*What to work on*:
Below is the data. Give it again, complete and exact.

──────── Entries provided

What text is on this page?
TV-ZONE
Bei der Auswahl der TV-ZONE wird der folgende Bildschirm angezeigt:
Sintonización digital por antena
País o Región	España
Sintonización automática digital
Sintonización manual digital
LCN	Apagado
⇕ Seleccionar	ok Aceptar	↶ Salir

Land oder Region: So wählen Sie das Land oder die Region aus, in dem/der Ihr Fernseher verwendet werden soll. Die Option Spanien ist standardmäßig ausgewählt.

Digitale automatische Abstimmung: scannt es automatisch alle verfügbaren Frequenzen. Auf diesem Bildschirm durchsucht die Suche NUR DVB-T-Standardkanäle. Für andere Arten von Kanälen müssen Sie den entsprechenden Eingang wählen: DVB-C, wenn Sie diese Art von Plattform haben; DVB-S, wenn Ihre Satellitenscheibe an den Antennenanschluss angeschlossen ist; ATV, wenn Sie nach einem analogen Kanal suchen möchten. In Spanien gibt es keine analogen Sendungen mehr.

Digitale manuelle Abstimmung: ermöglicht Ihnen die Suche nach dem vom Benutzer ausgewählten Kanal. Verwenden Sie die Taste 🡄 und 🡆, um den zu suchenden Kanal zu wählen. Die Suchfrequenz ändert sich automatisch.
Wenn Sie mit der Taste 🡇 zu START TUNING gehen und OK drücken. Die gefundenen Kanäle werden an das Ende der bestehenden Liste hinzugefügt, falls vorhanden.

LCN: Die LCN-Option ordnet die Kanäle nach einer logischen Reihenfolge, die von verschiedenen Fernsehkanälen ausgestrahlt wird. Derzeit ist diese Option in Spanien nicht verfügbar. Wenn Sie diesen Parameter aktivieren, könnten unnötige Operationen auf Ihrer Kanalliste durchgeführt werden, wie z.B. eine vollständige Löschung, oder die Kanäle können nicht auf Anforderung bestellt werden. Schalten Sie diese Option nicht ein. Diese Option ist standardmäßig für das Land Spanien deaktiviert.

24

────────────────

*Worked solution*:
What text is on this page?
TV-ZONE
Bei der Auswahl der TV-ZONE wird der folgende Bildschirm angezeigt:
Sintonización digital por antena
País o Región	España
Sintonización automática digital
Sintonización manual digital
LCN	Apagado
⇕ Seleccionar	ok Aceptar	↶ Salir

Land oder Region: So wählen Sie das Land oder die Region aus, in dem/der Ihr Fernseher verwendet werden soll. Die Option Spanien ist standardmäßig ausgewählt.

Digitale automatische Abstimmung: scannt es automatisch alle verfügbaren Frequenzen. Auf diesem Bildschirm durchsucht die Suche NUR DVB-T-Standardkanäle. Für andere Arten von Kanälen müssen Sie den entsprechenden Eingang wählen: DVB-C, wenn Sie diese Art von Plattform haben; DVB-S, wenn Ihre Satellitenscheibe an den Antennenanschluss angeschlossen ist; ATV, wenn Sie nach einem analogen Kanal suchen möchten. In Spanien gibt es keine analogen Sendungen mehr.

Digitale manuelle Abstimmung: ermöglicht Ihnen die Suche nach dem vom Benutzer ausgewählten Kanal. Verwenden Sie die Taste 🡄 und 🡆, um den zu suchenden Kanal zu wählen. Die Suchfrequenz ändert sich automatisch.
Wenn Sie mit der Taste 🡇 zu START TUNING gehen und OK drücken. Die gefundenen Kanäle werden an das Ende der bestehenden Liste hinzugefügt, falls vorhanden.

LCN: Die LCN-Option ordnet die Kanäle nach einer logischen Reihenfolge, die von verschiedenen Fernsehkanälen ausgestrahlt wird. Derzeit ist diese Option in Spanien nicht verfügbar. Wenn Sie diesen Parameter aktivieren, könnten unnötige Operationen auf Ihrer Kanalliste durchgeführt werden, wie z.B. eine vollständige Löschung, oder die Kanäle können nicht auf Anforderung bestellt werden. Schalten Sie diese Option nicht ein. Diese Option ist standardmäßig für das Land Spanien deaktiviert.

24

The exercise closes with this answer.